Tally up the lines where the string "бюджета" appears; reply with the number only.

-- begin Task input --

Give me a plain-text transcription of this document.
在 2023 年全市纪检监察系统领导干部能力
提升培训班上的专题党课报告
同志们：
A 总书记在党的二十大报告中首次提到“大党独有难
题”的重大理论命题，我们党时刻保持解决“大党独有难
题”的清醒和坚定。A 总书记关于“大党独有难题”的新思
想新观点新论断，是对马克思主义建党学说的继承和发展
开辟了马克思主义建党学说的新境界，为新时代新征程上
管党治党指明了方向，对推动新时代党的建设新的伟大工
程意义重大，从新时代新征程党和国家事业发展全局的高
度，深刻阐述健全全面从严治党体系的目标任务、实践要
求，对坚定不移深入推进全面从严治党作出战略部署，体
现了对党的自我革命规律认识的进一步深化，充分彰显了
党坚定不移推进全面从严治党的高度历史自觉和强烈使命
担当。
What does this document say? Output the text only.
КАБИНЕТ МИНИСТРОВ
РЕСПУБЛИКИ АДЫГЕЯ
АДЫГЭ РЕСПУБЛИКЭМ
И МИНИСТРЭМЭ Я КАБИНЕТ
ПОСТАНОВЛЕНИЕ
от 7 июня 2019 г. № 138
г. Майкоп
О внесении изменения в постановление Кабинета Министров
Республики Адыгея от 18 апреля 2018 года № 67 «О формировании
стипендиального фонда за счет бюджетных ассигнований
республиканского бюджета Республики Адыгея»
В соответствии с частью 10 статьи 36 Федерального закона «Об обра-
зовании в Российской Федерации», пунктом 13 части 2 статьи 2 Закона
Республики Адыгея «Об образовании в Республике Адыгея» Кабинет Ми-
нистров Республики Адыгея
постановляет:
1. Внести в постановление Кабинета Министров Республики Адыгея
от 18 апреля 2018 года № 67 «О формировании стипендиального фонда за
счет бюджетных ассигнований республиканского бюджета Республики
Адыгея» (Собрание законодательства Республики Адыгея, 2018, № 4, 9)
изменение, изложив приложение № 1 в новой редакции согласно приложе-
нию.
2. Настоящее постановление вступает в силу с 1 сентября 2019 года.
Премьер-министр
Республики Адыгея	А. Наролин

-- end Task input --
-- begin Task input --

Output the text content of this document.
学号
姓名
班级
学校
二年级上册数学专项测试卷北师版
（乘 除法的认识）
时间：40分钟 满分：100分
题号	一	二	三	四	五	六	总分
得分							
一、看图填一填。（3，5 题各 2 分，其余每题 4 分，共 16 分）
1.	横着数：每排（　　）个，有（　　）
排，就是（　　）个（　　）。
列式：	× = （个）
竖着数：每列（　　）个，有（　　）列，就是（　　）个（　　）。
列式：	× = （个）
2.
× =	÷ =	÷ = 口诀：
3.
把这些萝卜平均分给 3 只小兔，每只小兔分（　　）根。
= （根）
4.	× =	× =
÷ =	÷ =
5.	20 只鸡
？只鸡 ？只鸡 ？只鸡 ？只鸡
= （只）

-- end Task input --

* **Solved exercise**
2